(What is expected) Return every line below in which "public" appears.

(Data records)
***
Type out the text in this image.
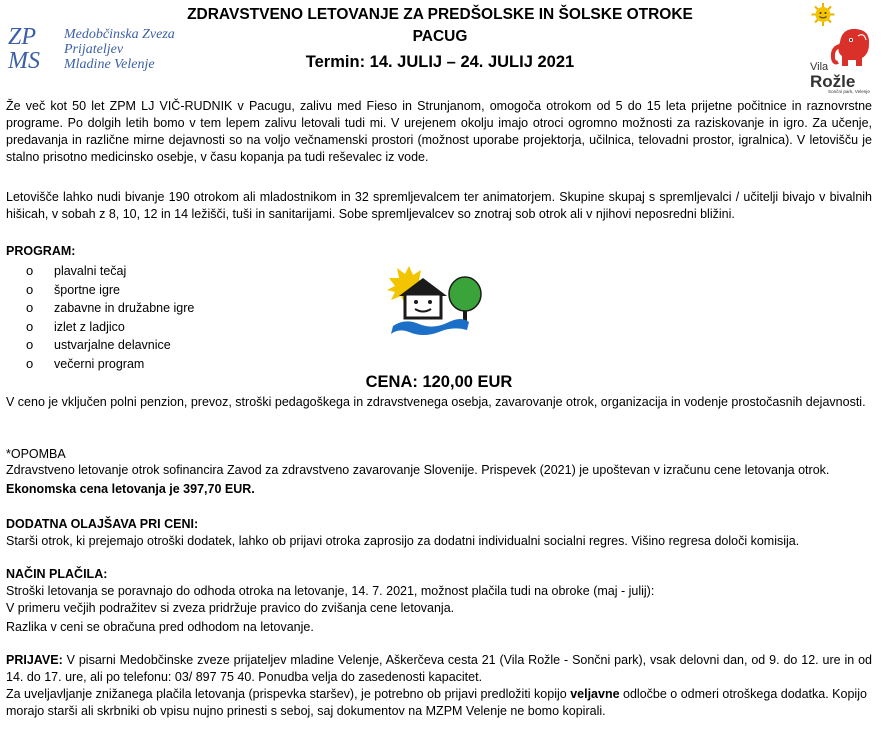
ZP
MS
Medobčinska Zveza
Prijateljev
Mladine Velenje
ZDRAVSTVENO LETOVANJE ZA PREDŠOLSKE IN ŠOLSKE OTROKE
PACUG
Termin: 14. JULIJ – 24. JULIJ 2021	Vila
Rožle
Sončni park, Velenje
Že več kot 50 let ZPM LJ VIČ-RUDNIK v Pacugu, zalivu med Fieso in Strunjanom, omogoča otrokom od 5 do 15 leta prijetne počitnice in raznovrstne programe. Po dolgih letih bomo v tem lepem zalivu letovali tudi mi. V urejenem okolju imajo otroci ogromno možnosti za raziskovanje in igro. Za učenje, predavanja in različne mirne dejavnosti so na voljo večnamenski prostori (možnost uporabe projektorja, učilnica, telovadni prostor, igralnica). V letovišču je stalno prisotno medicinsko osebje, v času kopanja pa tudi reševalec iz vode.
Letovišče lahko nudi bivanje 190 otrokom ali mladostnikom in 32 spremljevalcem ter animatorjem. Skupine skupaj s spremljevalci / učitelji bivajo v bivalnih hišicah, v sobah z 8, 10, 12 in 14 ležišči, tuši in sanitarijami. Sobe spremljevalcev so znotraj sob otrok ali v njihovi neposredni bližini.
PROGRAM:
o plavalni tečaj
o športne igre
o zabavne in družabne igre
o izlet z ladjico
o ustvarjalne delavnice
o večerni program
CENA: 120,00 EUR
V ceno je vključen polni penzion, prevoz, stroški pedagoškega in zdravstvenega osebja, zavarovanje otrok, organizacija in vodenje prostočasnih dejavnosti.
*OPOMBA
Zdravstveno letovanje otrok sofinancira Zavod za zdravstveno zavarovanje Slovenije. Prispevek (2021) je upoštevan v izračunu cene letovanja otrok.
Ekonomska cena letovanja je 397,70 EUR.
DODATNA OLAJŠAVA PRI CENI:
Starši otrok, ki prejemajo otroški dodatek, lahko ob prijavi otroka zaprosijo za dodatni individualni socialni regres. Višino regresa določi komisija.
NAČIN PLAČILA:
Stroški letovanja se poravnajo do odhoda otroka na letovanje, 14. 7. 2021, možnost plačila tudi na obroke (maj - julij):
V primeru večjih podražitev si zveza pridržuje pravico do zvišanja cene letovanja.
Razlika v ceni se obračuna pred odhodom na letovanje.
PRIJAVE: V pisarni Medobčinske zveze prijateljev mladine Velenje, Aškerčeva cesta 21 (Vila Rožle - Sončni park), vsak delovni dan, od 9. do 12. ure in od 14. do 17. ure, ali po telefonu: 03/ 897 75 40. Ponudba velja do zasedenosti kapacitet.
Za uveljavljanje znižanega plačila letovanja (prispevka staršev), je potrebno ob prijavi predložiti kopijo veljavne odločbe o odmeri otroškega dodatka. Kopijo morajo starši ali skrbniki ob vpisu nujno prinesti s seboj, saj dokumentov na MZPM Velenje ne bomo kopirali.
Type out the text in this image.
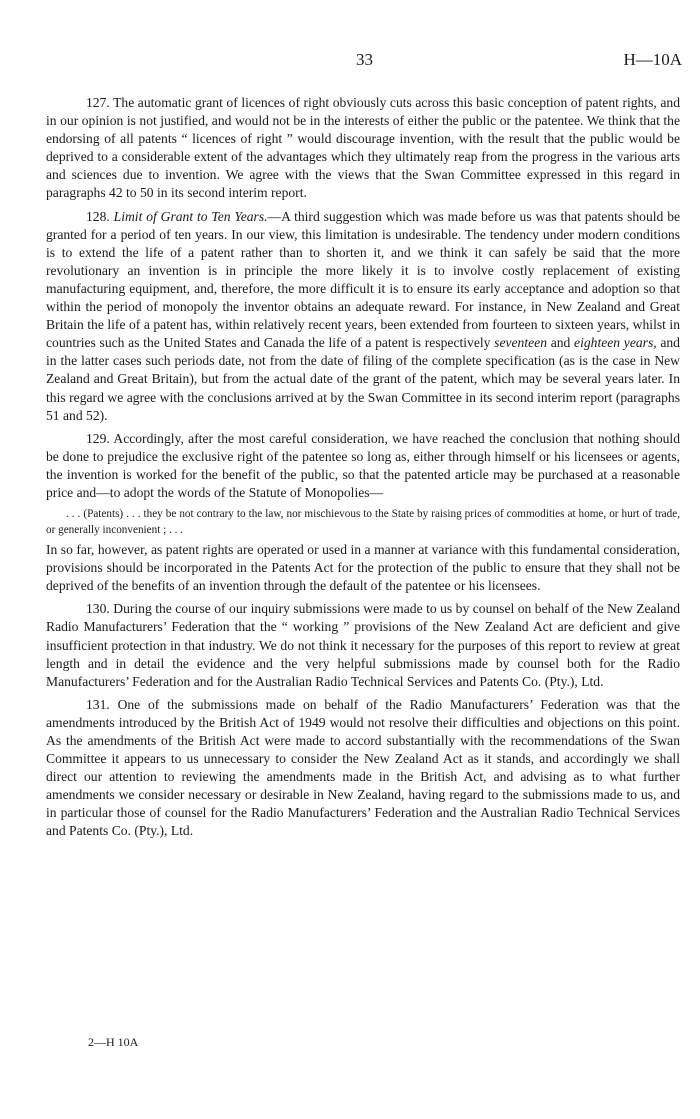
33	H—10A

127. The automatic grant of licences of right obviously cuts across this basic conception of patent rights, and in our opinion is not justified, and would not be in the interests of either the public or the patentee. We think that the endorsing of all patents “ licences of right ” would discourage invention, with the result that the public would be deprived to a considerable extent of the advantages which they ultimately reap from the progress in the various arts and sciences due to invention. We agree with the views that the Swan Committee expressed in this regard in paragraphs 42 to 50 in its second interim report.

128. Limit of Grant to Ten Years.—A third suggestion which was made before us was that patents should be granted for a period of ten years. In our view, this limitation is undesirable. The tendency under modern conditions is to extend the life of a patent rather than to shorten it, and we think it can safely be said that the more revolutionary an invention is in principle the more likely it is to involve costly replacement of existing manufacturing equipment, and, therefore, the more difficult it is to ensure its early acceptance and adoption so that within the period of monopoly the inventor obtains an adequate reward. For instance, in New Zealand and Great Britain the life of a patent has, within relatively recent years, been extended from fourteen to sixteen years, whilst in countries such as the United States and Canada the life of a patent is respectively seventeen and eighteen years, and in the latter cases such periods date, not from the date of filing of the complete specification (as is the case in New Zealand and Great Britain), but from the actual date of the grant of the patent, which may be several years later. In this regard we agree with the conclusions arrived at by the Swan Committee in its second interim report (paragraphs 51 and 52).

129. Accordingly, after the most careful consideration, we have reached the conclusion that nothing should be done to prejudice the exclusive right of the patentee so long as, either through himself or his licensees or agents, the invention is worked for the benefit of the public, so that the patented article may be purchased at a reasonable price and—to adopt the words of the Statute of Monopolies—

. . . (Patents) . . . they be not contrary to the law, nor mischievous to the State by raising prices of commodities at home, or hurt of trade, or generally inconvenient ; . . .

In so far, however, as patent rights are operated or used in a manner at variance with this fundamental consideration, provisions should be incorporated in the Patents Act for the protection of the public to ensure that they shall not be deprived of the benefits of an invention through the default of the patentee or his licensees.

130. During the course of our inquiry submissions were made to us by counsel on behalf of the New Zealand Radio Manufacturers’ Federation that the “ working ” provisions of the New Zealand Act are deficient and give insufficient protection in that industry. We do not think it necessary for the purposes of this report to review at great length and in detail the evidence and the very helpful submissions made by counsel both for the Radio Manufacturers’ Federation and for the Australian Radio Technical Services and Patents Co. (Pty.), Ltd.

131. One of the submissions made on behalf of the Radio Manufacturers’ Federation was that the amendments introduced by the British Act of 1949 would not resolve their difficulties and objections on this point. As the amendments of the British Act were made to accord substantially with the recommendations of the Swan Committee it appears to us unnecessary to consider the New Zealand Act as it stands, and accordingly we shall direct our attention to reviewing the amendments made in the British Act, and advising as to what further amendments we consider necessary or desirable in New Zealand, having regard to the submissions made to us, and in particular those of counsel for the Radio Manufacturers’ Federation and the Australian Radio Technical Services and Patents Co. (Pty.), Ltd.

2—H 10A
***
(Output)
127. The automatic grant of licences of right obviously cuts across this basic conception of patent rights, and in our opinion is not justified, and would not be in the interests of either the public or the patentee. We think that the endorsing of all patents “ licences of right ” would discourage invention, with the result that the public would be deprived to a considerable extent of the advantages which they ultimately reap from the progress in the various arts and sciences due to invention. We agree with the views that the Swan Committee expressed in this regard in paragraphs 42 to 50 in its second interim report.
129. Accordingly, after the most careful consideration, we have reached the conclusion that nothing should be done to prejudice the exclusive right of the patentee so long as, either through himself or his licensees or agents, the invention is worked for the benefit of the public, so that the patented article may be purchased at a reasonable price and—to adopt the words of the Statute of Monopolies—
In so far, however, as patent rights are operated or used in a manner at variance with this fundamental consideration, provisions should be incorporated in the Patents Act for the protection of the public to ensure that they shall not be deprived of the benefits of an invention through the default of the patentee or his licensees.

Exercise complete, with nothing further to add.